WHAT YOU ARE ASKED TO DO: Work out how many lines of the listing hold "type", then state only that count.

Entries with figure data
- - - - - - -
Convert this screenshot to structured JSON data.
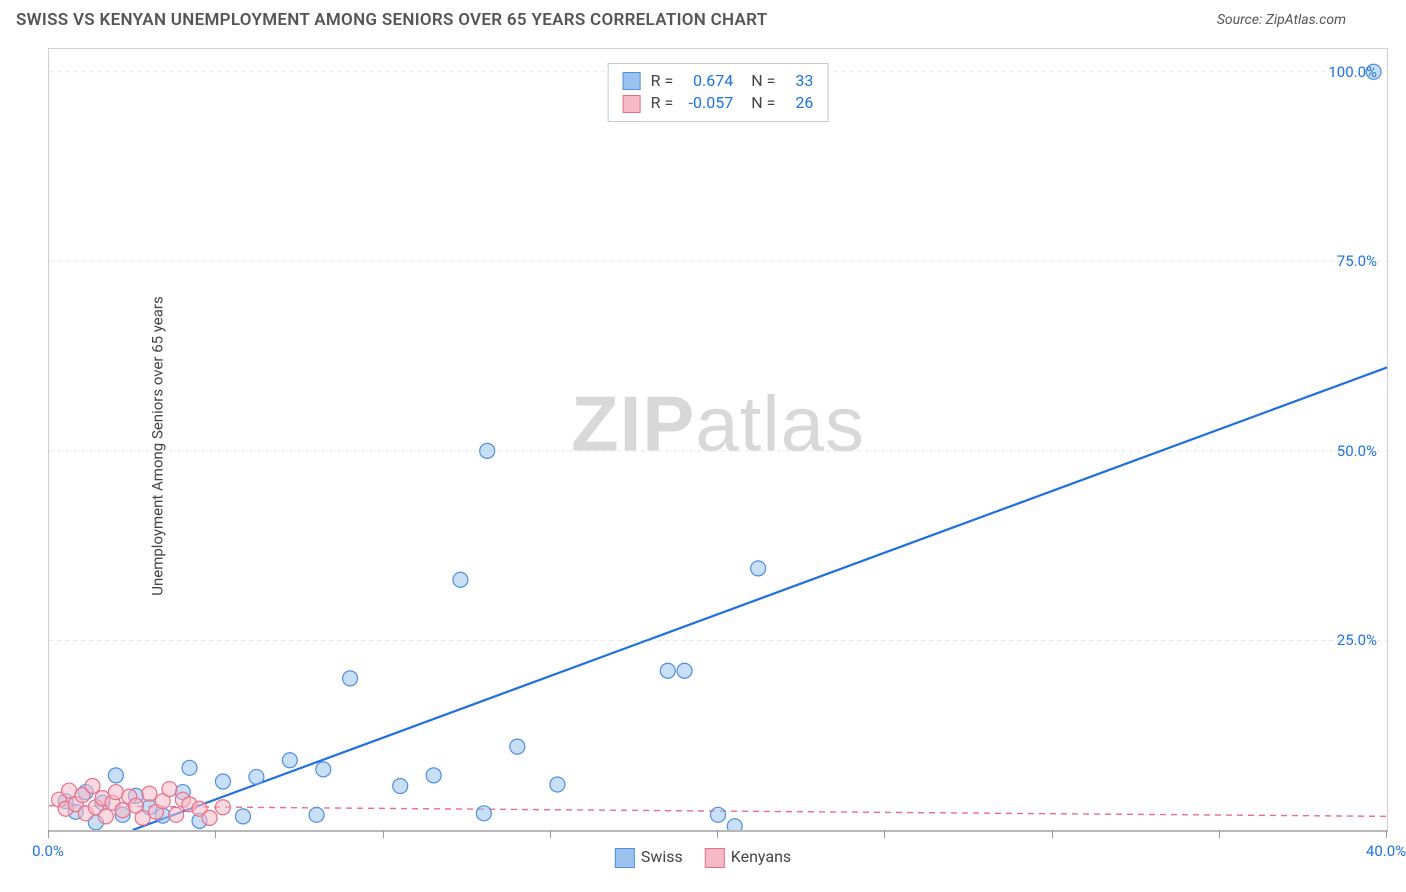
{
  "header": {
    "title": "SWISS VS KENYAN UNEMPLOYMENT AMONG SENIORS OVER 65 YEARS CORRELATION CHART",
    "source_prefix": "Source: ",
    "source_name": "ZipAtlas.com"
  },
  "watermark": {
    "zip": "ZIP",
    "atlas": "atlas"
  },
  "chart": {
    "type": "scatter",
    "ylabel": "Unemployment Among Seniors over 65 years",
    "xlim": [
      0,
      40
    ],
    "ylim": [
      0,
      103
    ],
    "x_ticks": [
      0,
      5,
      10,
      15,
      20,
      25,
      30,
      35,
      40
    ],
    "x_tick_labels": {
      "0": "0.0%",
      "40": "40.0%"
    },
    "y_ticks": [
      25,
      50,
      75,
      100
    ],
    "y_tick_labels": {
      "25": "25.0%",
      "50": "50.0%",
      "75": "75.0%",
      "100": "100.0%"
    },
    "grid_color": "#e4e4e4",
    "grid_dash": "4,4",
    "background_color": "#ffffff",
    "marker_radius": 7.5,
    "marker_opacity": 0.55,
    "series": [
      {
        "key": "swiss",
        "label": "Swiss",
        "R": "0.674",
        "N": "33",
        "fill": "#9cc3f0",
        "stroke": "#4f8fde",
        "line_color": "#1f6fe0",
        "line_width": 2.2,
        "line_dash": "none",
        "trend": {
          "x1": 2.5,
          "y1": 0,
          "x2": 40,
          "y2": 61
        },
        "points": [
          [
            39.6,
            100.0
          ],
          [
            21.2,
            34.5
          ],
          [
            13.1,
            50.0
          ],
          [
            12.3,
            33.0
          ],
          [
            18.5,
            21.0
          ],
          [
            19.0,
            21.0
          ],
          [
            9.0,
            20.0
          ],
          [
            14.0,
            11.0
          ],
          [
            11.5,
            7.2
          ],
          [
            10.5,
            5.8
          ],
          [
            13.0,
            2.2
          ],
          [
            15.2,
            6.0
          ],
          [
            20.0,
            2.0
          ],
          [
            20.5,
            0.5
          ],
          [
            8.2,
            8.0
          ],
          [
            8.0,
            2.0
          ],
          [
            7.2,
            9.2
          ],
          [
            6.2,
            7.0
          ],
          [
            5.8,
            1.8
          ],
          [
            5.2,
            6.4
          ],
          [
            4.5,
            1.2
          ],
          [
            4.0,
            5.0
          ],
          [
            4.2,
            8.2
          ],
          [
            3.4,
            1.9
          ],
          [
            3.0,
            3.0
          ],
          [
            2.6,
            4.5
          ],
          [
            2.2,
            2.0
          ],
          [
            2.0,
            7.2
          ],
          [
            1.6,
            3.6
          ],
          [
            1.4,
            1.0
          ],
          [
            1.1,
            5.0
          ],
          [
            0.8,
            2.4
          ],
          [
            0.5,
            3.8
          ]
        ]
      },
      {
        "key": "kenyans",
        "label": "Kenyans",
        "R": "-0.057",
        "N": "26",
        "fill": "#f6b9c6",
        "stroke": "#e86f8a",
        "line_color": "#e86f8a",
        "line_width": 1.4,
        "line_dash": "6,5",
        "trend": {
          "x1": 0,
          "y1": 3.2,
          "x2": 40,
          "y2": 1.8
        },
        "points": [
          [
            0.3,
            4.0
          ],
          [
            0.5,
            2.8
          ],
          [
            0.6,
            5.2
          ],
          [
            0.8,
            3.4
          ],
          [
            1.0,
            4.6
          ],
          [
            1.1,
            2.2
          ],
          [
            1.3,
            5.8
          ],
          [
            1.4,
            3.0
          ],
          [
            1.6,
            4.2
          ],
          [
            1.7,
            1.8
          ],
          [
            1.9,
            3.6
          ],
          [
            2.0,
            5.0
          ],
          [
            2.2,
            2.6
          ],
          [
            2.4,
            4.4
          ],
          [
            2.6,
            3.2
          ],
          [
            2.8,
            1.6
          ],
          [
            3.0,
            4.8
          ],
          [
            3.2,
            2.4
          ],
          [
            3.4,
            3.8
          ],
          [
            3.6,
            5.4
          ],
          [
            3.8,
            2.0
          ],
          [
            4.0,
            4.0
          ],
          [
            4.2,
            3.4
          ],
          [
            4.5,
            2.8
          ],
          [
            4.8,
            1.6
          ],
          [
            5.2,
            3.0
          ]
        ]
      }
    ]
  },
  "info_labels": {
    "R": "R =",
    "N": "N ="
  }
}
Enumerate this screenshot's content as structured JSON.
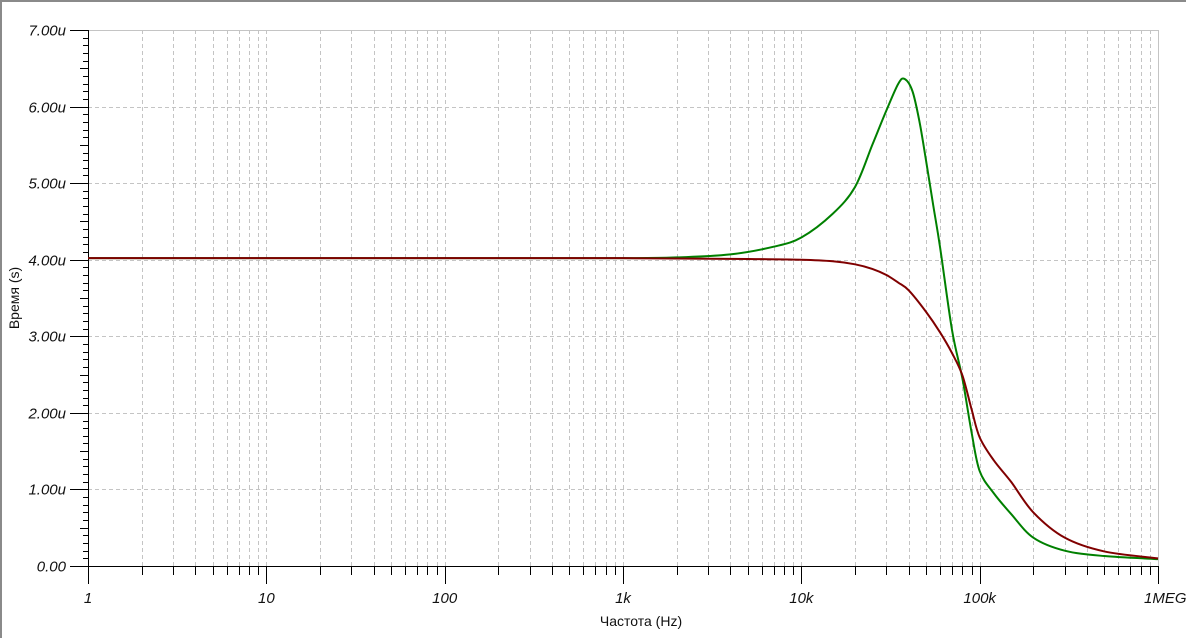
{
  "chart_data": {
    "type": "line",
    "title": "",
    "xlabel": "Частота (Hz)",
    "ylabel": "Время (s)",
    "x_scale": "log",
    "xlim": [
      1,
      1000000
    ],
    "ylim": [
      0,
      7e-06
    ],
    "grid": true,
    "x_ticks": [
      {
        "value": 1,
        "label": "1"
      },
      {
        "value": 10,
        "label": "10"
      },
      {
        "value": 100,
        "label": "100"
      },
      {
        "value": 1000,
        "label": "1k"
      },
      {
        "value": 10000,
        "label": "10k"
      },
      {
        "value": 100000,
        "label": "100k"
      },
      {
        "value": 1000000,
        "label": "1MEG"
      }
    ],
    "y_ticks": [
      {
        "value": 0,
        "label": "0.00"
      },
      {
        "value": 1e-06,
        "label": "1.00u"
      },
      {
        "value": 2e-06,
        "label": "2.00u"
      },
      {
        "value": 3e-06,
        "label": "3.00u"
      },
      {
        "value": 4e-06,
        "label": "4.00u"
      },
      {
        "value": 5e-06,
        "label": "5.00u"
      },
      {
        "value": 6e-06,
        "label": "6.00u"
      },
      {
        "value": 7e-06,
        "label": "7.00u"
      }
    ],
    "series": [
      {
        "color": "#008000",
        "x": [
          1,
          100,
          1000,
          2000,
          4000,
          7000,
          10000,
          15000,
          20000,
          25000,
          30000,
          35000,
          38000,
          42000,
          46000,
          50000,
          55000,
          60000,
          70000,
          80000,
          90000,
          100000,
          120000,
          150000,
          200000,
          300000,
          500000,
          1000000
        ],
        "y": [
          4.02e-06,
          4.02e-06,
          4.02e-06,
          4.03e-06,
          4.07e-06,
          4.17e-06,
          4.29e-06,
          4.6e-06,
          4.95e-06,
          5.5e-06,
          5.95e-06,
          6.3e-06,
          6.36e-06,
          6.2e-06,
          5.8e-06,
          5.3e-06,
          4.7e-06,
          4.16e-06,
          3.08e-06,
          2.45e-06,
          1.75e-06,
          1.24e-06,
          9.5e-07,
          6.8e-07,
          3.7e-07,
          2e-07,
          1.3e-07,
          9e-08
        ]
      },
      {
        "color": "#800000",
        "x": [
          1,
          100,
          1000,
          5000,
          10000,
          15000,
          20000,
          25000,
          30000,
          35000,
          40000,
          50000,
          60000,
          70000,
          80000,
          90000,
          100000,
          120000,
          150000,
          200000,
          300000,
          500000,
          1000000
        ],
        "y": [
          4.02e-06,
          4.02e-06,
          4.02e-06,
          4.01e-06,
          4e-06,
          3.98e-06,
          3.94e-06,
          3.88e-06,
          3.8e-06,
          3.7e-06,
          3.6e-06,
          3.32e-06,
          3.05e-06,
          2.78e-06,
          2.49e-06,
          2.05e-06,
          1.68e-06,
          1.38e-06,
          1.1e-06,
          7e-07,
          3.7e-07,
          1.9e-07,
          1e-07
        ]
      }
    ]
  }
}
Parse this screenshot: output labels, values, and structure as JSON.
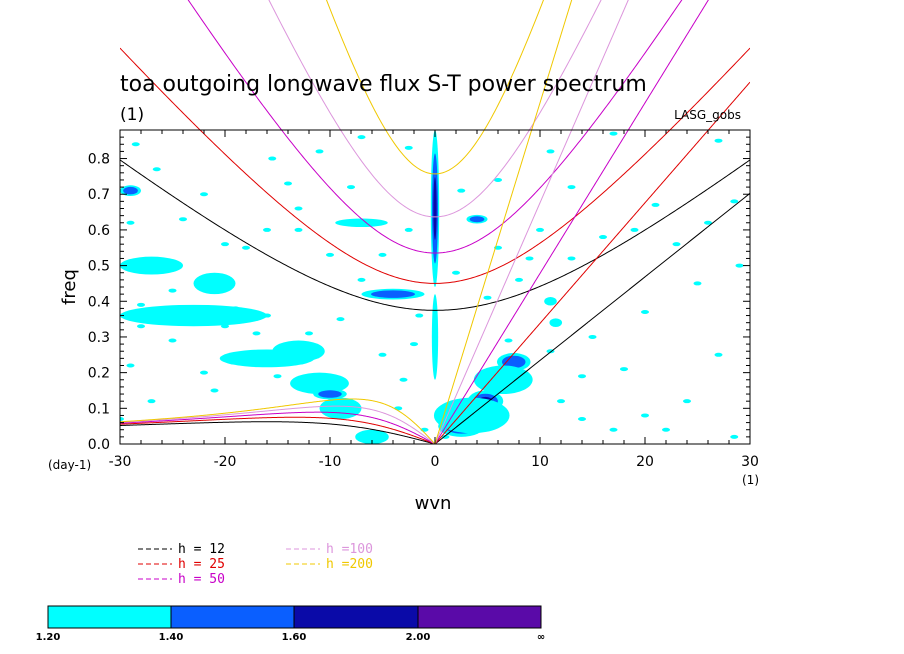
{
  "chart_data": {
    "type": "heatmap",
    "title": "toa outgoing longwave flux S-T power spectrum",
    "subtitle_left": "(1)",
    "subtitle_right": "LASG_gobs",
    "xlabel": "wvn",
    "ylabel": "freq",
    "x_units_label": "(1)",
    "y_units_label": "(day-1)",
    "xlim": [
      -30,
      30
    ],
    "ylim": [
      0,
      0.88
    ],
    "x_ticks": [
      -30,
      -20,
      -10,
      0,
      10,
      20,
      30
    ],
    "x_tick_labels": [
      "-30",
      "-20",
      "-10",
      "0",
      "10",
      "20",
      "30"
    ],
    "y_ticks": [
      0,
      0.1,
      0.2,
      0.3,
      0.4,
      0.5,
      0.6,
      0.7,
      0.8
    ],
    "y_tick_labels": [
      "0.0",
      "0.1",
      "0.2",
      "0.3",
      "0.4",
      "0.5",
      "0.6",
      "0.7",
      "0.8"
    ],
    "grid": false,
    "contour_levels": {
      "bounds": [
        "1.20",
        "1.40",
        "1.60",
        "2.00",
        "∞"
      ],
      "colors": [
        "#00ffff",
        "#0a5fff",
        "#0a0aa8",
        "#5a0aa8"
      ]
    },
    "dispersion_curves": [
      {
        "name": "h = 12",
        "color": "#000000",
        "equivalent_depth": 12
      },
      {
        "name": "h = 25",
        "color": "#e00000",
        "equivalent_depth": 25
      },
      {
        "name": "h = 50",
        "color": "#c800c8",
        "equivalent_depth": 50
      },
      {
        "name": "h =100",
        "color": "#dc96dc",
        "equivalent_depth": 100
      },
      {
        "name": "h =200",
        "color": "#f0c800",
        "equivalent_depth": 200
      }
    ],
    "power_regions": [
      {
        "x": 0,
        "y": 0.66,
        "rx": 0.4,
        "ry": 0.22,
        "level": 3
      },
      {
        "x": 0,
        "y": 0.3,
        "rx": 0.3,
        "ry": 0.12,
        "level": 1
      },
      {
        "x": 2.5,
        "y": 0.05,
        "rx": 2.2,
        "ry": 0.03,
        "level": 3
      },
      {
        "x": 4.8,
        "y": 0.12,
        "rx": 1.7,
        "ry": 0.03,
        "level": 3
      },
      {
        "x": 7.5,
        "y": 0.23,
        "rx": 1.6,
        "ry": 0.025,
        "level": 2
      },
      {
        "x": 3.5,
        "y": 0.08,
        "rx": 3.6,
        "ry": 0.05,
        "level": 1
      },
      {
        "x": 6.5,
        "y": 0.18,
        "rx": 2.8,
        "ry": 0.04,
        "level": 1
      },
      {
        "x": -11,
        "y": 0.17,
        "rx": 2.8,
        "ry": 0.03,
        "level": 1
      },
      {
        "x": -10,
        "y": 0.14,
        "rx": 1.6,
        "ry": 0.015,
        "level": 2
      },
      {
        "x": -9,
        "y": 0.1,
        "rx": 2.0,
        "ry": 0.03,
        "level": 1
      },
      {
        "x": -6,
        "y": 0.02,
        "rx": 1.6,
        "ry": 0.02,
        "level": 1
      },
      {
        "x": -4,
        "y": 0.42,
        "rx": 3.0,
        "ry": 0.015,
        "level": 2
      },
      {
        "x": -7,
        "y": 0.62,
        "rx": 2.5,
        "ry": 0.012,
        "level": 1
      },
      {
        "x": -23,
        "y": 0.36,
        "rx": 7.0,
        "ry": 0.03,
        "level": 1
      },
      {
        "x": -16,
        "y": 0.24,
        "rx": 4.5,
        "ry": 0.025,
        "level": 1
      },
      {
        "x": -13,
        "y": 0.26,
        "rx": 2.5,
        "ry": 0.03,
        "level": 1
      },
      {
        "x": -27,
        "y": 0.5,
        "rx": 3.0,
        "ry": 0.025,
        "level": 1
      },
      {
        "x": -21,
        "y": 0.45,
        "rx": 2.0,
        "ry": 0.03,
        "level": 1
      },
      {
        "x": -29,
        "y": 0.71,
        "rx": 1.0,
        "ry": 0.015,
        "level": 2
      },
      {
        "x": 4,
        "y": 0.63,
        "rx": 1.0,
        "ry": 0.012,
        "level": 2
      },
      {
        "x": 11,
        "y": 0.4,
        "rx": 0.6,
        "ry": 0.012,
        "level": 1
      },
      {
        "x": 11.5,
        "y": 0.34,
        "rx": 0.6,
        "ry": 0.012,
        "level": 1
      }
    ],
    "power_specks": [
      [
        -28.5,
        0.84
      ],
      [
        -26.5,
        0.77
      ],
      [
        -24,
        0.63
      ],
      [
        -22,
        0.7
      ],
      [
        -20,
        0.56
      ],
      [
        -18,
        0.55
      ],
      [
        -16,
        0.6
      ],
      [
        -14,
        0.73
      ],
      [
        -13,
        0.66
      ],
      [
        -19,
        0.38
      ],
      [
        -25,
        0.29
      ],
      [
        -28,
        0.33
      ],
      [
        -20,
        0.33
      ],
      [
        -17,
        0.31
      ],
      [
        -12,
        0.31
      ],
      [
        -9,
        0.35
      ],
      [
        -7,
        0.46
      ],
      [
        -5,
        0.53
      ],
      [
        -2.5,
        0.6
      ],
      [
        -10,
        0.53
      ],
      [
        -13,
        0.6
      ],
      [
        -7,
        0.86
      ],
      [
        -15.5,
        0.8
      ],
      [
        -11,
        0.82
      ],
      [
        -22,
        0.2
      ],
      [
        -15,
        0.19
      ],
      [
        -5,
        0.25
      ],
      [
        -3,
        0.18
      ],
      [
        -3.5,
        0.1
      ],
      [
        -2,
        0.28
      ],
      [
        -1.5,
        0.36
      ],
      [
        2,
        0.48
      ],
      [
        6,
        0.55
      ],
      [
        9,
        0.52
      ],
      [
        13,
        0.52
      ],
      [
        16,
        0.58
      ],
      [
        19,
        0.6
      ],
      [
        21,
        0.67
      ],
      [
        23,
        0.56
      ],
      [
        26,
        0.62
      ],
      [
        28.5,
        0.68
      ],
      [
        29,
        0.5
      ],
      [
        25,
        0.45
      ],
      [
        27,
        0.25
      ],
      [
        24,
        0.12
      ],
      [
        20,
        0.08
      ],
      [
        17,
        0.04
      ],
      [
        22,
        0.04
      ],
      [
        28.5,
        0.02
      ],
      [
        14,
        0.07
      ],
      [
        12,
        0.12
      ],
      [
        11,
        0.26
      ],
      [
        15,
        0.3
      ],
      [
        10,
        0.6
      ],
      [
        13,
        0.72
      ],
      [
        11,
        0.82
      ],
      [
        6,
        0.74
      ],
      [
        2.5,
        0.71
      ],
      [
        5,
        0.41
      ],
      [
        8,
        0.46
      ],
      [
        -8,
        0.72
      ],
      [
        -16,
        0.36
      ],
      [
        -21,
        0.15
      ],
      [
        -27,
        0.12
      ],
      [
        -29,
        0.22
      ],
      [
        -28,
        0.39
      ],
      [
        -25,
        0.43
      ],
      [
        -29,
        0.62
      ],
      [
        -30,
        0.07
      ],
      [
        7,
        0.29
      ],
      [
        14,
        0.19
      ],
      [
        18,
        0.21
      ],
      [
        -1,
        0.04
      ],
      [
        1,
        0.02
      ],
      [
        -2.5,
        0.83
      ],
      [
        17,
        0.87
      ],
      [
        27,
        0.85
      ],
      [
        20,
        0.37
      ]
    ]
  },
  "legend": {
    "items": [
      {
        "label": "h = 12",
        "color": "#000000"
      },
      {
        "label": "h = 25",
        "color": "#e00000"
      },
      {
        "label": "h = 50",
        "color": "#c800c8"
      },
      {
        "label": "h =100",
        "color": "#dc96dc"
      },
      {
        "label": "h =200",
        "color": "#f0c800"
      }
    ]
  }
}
- - - - - - -
OUTPUT FOR THIS EXERCISE: 3